TEXT SHOWN →

President Hassan Rouhani announced earlier this month that Iran would suspend implementation of some of its commitments under the Joint Comprehensive Plan of Action (JCPOA), one year after the US withdrawal from the nuclear deal. Rouhani also signaled that unless the remaining JCPOA signatories stepped up to fulfill the promised economic dividends of the accord, then there would be subsequent phases of Iranian action ahead.
Meanwhile, a number of analysts and US politicians have argued that Iran is not serious about its claims. US Sen. Marco Rubio tweeted May 7, “Iran threat to leave JCPOA is a bluff. It’s part of a campaign to pressure Europe into helping them evade US sanctions.”
Yet Al-Monitor has learned that while the Iranian state’s initial decision was to leave the nuclear deal, Rouhani convinced the establishment to adopt a more gradual approach.

PROBLEM TO WORK ON → In the passage on Iran and the nuclear deal, what did Sen. Marco Rubio call Iran's threat to leave the JCPOA? The lines after this point are separate from the passage on Iran and the nuclear deal.

RECORDED DATA →
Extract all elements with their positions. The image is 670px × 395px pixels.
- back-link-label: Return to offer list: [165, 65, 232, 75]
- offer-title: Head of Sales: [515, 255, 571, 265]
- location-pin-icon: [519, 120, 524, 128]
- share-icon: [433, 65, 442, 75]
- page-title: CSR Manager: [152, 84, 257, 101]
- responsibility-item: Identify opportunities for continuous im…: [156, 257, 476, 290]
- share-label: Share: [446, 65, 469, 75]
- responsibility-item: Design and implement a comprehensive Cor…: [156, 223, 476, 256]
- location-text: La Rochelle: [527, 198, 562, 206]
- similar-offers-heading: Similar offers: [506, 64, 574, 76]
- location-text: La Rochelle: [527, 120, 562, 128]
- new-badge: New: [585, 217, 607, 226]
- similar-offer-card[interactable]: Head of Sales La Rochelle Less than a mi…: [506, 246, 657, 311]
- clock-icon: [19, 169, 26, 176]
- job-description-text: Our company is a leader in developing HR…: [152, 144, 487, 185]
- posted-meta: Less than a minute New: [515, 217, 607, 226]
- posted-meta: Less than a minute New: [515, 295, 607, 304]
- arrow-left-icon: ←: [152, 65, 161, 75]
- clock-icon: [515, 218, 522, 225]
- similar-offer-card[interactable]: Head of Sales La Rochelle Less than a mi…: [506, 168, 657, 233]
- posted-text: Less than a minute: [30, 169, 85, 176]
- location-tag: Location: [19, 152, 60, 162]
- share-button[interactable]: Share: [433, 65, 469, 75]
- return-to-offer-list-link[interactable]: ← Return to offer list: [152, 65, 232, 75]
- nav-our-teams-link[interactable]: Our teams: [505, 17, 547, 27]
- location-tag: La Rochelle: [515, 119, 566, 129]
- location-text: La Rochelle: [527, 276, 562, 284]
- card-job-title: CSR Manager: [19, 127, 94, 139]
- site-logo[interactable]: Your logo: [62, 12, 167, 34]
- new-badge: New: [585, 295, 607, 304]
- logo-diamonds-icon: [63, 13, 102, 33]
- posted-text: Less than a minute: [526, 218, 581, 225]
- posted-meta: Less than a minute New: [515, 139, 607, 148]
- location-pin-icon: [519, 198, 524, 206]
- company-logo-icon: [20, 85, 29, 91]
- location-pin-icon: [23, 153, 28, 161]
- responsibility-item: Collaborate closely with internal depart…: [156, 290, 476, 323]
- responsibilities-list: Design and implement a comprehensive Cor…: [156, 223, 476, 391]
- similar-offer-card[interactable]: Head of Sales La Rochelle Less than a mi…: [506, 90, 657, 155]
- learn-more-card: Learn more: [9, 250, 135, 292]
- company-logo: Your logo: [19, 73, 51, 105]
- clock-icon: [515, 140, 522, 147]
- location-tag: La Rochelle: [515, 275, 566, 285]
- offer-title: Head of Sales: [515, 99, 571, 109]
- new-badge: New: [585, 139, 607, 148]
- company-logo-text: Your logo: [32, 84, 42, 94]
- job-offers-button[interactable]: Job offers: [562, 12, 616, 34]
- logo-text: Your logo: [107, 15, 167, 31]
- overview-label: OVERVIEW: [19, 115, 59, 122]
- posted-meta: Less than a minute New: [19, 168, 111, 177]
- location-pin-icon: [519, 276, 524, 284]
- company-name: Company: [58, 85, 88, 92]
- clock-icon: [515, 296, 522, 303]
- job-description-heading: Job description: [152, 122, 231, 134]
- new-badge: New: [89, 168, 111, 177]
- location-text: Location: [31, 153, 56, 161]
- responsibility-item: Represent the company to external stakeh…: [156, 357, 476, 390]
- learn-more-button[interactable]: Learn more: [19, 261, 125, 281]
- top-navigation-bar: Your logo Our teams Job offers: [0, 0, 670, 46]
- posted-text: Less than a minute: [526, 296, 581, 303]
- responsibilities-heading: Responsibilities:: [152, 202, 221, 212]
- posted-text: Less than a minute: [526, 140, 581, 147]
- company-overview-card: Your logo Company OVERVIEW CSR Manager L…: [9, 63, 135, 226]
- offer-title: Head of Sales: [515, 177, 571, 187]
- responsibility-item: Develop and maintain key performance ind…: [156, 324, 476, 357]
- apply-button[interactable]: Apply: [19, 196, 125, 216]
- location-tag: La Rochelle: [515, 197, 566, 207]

RESULT BELOW → A bluff.